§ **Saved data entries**
-=-=-=-=-

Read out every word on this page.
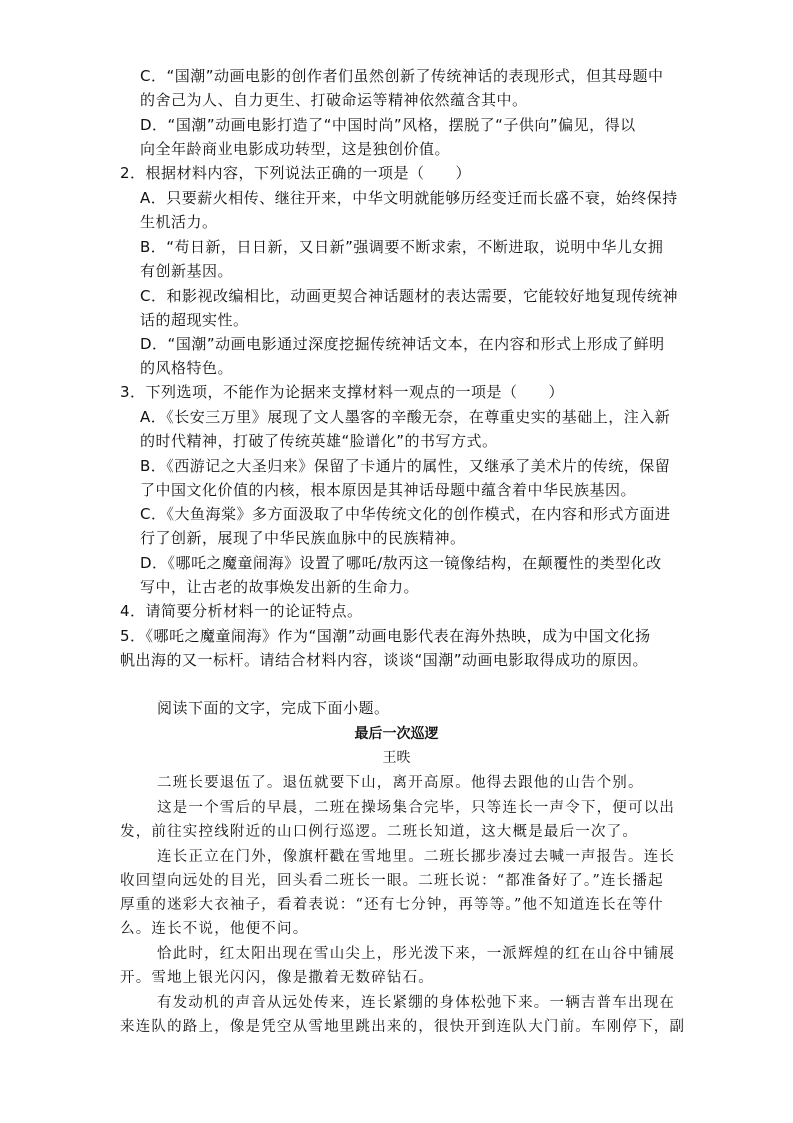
C．“国潮”动画电影的创作者们虽然创新了传统神话的表现形式，但其母题中
的舍己为人、自力更生、打破命运等精神依然蕴含其中。
D．“国潮”动画电影打造了“中国时尚”风格，摆脱了“子供向”偏见，得以
向全年龄商业电影成功转型，这是独创价值。
2．根据材料内容，下列说法正确的一项是（　　）
A．只要薪火相传、继往开来，中华文明就能够历经变迁而长盛不衰，始终保持
生机活力。
B．“苟日新，日日新，又日新”强调要不断求索，不断进取，说明中华儿女拥
有创新基因。
C．和影视改编相比，动画更契合神话题材的表达需要，它能较好地复现传统神
话的超现实性。
D．“国潮”动画电影通过深度挖掘传统神话文本，在内容和形式上形成了鲜明
的风格特色。
3．下列选项，不能作为论据来支撑材料一观点的一项是（　　）
A．《长安三万里》展现了文人墨客的辛酸无奈，在尊重史实的基础上，注入新
的时代精神，打破了传统英雄“脸谱化”的书写方式。
B．《西游记之大圣归来》保留了卡通片的属性，又继承了美术片的传统，保留
了中国文化价值的内核，根本原因是其神话母题中蕴含着中华民族基因。
C．《大鱼海棠》多方面汲取了中华传统文化的创作模式，在内容和形式方面进
行了创新，展现了中华民族血脉中的民族精神。
D．《哪吒之魔童闹海》设置了哪吒/敖丙这一镜像结构，在颠覆性的类型化改
写中，让古老的故事焕发出新的生命力。
4．请简要分析材料一的论证特点。
5．《哪吒之魔童闹海》作为“国潮”动画电影代表在海外热映，成为中国文化扬
帆出海的又一标杆。请结合材料内容，谈谈“国潮”动画电影取得成功的原因。
阅读下面的文字，完成下面小题。
最后一次巡逻
王昳
二班长要退伍了。退伍就要下山，离开高原。他得去跟他的山告个别。
这是一个雪后的早晨，二班在操场集合完毕，只等连长一声令下，便可以出
发，前往实控线附近的山口例行巡逻。二班长知道，这大概是最后一次了。
连长正立在门外，像旗杆戳在雪地里。二班长挪步凑过去喊一声报告。连长
收回望向远处的目光，回头看二班长一眼。二班长说：“都准备好了。”连长播起
厚重的迷彩大衣袖子，看着表说：“还有七分钟，再等等。”他不知道连长在等什
么。连长不说，他便不问。
恰此时，红太阳出现在雪山尖上，彤光泼下来，一派辉煌的红在山谷中铺展
开。雪地上银光闪闪，像是撒着无数碎钻石。
有发动机的声音从远处传来，连长紧绷的身体松弛下来。一辆吉普车出现在
来连队的路上，像是凭空从雪地里跳出来的，很快开到连队大门前。车刚停下，副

-=-=-=-=-

§ **Required task**
Reproduce all entries exactly. Pictures do not belong in the copy.

§ **Worked solution**
Read out every word on this page.
C．“国潮”动画电影的创作者们虽然创新了传统神话的表现形式，但其母题中
的舍己为人、自力更生、打破命运等精神依然蕴含其中。
D．“国潮”动画电影打造了“中国时尚”风格，摆脱了“子供向”偏见，得以
向全年龄商业电影成功转型，这是独创价值。
2．根据材料内容，下列说法正确的一项是（　　）
A．只要薪火相传、继往开来，中华文明就能够历经变迁而长盛不衰，始终保持
生机活力。
B．“苟日新，日日新，又日新”强调要不断求索，不断进取，说明中华儿女拥
有创新基因。
C．和影视改编相比，动画更契合神话题材的表达需要，它能较好地复现传统神
话的超现实性。
D．“国潮”动画电影通过深度挖掘传统神话文本，在内容和形式上形成了鲜明
的风格特色。
3．下列选项，不能作为论据来支撑材料一观点的一项是（　　）
A．《长安三万里》展现了文人墨客的辛酸无奈，在尊重史实的基础上，注入新
的时代精神，打破了传统英雄“脸谱化”的书写方式。
B．《西游记之大圣归来》保留了卡通片的属性，又继承了美术片的传统，保留
了中国文化价值的内核，根本原因是其神话母题中蕴含着中华民族基因。
C．《大鱼海棠》多方面汲取了中华传统文化的创作模式，在内容和形式方面进
行了创新，展现了中华民族血脉中的民族精神。
D．《哪吒之魔童闹海》设置了哪吒/敖丙这一镜像结构，在颠覆性的类型化改
写中，让古老的故事焕发出新的生命力。
4．请简要分析材料一的论证特点。
5．《哪吒之魔童闹海》作为“国潮”动画电影代表在海外热映，成为中国文化扬
帆出海的又一标杆。请结合材料内容，谈谈“国潮”动画电影取得成功的原因。
阅读下面的文字，完成下面小题。
最后一次巡逻
王昳
二班长要退伍了。退伍就要下山，离开高原。他得去跟他的山告个别。
这是一个雪后的早晨，二班在操场集合完毕，只等连长一声令下，便可以出
发，前往实控线附近的山口例行巡逻。二班长知道，这大概是最后一次了。
连长正立在门外，像旗杆戳在雪地里。二班长挪步凑过去喊一声报告。连长
收回望向远处的目光，回头看二班长一眼。二班长说：“都准备好了。”连长播起
厚重的迷彩大衣袖子，看着表说：“还有七分钟，再等等。”他不知道连长在等什
么。连长不说，他便不问。
恰此时，红太阳出现在雪山尖上，彤光泼下来，一派辉煌的红在山谷中铺展
开。雪地上银光闪闪，像是撒着无数碎钻石。
有发动机的声音从远处传来，连长紧绷的身体松弛下来。一辆吉普车出现在
来连队的路上，像是凭空从雪地里跳出来的，很快开到连队大门前。车刚停下，副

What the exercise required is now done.